[Begin]

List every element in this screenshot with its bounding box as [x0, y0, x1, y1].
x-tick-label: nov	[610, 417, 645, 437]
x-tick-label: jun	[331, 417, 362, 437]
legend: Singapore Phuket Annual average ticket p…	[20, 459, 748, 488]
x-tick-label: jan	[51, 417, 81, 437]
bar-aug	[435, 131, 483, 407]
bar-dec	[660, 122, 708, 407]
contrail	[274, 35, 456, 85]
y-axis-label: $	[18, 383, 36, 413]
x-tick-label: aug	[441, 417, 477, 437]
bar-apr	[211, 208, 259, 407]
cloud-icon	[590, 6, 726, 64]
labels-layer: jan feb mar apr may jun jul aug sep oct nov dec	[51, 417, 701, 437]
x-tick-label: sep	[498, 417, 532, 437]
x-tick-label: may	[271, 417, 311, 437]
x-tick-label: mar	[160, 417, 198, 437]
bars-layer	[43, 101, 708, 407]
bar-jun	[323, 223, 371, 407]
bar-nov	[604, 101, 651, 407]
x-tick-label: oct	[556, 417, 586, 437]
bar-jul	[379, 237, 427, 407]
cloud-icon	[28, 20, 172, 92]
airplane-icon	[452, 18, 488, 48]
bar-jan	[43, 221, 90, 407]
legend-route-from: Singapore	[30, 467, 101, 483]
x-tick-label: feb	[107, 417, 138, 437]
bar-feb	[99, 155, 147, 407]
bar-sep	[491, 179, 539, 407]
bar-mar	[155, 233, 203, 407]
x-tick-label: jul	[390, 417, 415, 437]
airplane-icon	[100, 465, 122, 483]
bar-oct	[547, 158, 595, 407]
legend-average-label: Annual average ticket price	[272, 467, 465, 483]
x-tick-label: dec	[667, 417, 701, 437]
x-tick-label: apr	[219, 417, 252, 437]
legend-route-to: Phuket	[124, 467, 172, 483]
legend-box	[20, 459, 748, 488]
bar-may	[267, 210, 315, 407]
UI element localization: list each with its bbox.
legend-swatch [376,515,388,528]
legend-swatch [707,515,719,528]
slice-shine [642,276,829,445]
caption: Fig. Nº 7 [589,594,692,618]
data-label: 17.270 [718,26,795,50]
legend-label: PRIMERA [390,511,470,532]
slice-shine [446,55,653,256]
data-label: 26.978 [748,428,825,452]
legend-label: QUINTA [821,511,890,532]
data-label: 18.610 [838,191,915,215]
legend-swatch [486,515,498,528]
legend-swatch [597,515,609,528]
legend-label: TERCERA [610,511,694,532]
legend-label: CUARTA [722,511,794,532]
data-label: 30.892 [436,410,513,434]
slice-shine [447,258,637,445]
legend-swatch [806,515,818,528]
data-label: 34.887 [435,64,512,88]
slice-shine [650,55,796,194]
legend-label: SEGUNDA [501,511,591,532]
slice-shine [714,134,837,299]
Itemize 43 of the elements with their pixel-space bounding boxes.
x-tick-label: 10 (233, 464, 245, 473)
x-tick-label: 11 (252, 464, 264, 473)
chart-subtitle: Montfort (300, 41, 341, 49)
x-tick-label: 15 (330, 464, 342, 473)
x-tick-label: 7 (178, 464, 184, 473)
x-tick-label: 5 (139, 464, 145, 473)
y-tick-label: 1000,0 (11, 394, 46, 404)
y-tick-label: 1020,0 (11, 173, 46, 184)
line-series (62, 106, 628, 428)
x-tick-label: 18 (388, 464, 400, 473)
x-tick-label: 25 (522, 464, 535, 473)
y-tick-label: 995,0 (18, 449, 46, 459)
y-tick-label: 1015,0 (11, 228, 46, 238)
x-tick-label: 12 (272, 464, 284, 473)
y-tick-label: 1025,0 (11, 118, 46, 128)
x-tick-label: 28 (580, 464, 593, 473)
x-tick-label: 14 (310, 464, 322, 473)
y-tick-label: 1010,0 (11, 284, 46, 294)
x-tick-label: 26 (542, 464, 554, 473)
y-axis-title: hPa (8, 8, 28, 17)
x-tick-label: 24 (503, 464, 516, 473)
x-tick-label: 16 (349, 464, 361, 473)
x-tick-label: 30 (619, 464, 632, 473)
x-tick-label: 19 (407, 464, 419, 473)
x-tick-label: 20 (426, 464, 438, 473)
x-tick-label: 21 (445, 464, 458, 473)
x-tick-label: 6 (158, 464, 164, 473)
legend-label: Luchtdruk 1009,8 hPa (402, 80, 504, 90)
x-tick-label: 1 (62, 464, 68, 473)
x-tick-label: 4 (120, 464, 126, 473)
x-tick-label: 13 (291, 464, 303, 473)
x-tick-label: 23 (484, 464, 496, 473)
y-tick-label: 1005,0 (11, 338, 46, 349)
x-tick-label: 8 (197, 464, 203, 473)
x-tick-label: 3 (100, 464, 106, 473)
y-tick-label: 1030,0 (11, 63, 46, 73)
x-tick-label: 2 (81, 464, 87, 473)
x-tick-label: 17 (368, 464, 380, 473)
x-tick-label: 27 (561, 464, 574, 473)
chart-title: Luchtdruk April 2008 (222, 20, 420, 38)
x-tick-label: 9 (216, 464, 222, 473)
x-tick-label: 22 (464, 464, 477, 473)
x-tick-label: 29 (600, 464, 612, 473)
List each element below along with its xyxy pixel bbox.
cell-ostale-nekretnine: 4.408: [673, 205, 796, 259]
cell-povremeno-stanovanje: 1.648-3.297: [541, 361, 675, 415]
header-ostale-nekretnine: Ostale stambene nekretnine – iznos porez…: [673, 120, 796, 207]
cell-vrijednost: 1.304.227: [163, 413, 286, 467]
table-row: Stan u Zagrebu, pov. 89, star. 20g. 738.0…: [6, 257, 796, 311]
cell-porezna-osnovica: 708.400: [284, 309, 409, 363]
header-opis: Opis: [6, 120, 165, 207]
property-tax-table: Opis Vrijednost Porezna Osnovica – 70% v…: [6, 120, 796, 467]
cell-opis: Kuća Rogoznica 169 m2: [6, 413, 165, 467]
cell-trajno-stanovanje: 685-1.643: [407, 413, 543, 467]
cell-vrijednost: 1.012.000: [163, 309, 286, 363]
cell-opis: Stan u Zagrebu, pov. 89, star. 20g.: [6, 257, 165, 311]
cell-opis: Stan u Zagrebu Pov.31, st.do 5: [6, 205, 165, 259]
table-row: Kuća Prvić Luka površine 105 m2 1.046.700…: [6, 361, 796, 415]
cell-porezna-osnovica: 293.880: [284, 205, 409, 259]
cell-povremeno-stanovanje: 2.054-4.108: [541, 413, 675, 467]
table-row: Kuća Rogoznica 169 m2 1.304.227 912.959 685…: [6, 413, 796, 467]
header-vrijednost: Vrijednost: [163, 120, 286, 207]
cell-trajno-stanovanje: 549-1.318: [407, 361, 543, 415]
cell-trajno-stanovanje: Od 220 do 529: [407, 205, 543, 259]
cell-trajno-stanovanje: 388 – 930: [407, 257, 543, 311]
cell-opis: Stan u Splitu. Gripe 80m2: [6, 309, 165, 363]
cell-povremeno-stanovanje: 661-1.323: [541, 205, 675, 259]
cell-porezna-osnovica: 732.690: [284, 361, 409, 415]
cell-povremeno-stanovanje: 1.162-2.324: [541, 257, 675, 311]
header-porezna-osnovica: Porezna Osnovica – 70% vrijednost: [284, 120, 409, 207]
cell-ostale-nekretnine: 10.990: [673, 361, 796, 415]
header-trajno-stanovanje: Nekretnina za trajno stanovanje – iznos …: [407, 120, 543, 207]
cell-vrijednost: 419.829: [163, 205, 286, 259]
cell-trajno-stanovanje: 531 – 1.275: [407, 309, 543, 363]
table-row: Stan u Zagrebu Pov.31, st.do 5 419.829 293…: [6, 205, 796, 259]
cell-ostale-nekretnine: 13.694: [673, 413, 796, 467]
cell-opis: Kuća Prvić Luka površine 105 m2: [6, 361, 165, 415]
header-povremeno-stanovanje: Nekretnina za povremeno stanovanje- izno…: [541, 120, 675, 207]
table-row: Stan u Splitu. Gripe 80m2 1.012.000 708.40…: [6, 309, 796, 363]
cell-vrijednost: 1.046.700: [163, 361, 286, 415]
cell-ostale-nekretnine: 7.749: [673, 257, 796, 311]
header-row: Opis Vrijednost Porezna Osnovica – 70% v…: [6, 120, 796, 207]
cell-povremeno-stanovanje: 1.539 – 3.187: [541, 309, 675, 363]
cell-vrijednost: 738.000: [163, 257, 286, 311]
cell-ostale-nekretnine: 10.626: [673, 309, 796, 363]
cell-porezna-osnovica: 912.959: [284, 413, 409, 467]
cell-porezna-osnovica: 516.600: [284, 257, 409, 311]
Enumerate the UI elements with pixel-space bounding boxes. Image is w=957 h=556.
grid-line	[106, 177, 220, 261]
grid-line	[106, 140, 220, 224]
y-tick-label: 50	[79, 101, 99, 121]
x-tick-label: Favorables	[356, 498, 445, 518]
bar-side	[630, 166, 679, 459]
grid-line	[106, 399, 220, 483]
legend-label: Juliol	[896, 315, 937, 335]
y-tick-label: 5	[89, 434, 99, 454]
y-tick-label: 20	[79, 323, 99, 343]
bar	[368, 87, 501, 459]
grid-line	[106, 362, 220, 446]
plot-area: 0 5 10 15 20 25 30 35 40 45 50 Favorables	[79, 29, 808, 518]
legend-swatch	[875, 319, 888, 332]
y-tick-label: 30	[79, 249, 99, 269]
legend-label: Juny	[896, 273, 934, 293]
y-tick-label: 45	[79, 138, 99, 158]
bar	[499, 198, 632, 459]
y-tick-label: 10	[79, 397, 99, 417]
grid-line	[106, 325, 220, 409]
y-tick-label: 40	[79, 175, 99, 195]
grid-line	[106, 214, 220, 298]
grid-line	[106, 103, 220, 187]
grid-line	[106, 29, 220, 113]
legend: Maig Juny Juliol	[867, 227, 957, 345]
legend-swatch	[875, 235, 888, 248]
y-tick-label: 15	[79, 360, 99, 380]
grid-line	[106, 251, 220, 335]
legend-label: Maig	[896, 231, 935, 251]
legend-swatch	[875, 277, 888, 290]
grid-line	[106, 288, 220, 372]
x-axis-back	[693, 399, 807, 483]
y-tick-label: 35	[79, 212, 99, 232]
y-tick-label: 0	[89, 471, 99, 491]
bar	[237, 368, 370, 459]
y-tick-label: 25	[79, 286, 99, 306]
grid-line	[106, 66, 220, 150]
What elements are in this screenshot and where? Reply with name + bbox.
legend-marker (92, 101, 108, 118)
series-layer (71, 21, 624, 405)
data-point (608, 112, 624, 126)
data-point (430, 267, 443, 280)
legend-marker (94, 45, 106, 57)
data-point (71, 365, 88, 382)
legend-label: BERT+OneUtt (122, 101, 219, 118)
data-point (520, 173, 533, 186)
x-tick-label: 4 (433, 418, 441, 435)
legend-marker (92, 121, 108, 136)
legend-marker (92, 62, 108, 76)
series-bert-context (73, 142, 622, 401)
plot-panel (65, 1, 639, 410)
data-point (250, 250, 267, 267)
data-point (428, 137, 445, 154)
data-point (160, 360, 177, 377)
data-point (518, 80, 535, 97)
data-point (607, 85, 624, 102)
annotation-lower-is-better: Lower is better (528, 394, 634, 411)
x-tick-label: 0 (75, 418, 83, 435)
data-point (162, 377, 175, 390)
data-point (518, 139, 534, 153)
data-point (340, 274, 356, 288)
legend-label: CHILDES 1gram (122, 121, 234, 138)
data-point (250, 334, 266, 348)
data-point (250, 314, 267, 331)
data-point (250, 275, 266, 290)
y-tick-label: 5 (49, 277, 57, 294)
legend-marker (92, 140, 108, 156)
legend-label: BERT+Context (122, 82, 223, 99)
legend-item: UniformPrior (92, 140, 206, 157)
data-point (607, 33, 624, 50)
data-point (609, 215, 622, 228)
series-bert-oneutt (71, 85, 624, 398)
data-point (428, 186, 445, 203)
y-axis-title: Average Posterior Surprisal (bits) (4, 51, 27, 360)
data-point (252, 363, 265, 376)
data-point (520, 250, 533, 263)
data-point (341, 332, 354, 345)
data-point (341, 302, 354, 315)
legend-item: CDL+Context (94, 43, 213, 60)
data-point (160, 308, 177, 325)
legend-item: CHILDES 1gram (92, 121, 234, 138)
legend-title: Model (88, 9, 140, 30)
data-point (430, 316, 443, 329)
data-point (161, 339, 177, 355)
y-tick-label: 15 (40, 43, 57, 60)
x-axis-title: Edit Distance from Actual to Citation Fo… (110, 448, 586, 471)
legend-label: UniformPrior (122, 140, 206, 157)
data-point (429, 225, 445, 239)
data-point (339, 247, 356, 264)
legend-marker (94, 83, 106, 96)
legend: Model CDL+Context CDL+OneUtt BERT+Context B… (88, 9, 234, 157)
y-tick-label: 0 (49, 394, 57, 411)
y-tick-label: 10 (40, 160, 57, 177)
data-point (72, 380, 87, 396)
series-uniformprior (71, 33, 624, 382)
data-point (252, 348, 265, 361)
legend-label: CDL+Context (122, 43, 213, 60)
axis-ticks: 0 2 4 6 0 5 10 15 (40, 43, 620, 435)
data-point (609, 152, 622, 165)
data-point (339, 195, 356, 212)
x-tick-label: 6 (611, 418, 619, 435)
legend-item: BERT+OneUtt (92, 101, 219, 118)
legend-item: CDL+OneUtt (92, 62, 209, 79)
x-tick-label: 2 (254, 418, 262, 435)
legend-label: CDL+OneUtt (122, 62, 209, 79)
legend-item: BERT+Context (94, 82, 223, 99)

[End]

Convert everything from the start of the records down to the line containing "slice-shine [446,55,653,256]" into a Markdown table with the columns Row and Line. Put a row number in Row and the line itself in Line, and leave out any blank lines.

TASK OUTPUT:
| Row | Line |
|---|---|
| 1 | List every element in this screenshot with its bounding box as [x0, y0, x1, y1]. |
| 2 | x-tick-label: nov	[610, 417, 645, 437] |
| 3 | x-tick-label: jun	[331, 417, 362, 437] |
| 4 | legend: Singapore Phuket Annual average ticket p…	[20, 459, 748, 488] |
| 5 | x-tick-label: jan	[51, 417, 81, 437] |
| 6 | bar-aug	[435, 131, 483, 407] |
| 7 | bar-dec	[660, 122, 708, 407] |
| 8 | contrail	[274, 35, 456, 85] |
| 9 | y-axis-label: $	[18, 383, 36, 413] |
| 10 | x-tick-label: aug	[441, 417, 477, 437] |
| 11 | bar-apr	[211, 208, 259, 407] |
| 12 | cloud-icon	[590, 6, 726, 64] |
| 13 | labels-layer: jan feb mar apr may jun jul aug sep oct nov dec	[51, 417, 701, 437] |
| 14 | x-tick-label: sep	[498, 417, 532, 437] |
| 15 | x-tick-label: may	[271, 417, 311, 437] |
| 16 | x-tick-label: mar	[160, 417, 198, 437] |
| 17 | bars-layer	[43, 101, 708, 407] |
| 18 | bar-jun	[323, 223, 371, 407] |
| 19 | bar-nov	[604, 101, 651, 407] |
| 20 | x-tick-label: oct	[556, 417, 586, 437] |
| 21 | bar-jul	[379, 237, 427, 407] |
| 22 | cloud-icon	[28, 20, 172, 92] |
| 23 | airplane-icon	[452, 18, 488, 48] |
| 24 | bar-jan	[43, 221, 90, 407] |
| 25 | legend-route-from: Singapore	[30, 467, 101, 483] |
| 26 | x-tick-label: feb	[107, 417, 138, 437] |
| 27 | bar-feb	[99, 155, 147, 407] |
| 28 | bar-sep	[491, 179, 539, 407] |
| 29 | bar-mar	[155, 233, 203, 407] |
| 30 | x-tick-label: jul	[390, 417, 415, 437] |
| 31 | airplane-icon	[100, 465, 122, 483] |
| 32 | bar-oct	[547, 158, 595, 407] |
| 33 | legend-average-label: Annual average ticket price	[272, 467, 465, 483] |
| 34 | x-tick-label: dec	[667, 417, 701, 437] |
| 35 | x-tick-label: apr	[219, 417, 252, 437] |
| 36 | legend-route-to: Phuket	[124, 467, 172, 483] |
| 37 | legend-box	[20, 459, 748, 488] |
| 38 | bar-may	[267, 210, 315, 407] |
| 39 | UI element localization: list each with its bbox. |
| 40 | legend-swatch [376,515,388,528] |
| 41 | legend-swatch [707,515,719,528] |
| 42 | slice-shine [642,276,829,445] |
| 43 | caption: Fig. Nº 7 [589,594,692,618] |
| 44 | data-label: 17.270 [718,26,795,50] |
| 45 | legend-label: PRIMERA [390,511,470,532] |
| 46 | slice-shine [446,55,653,256] |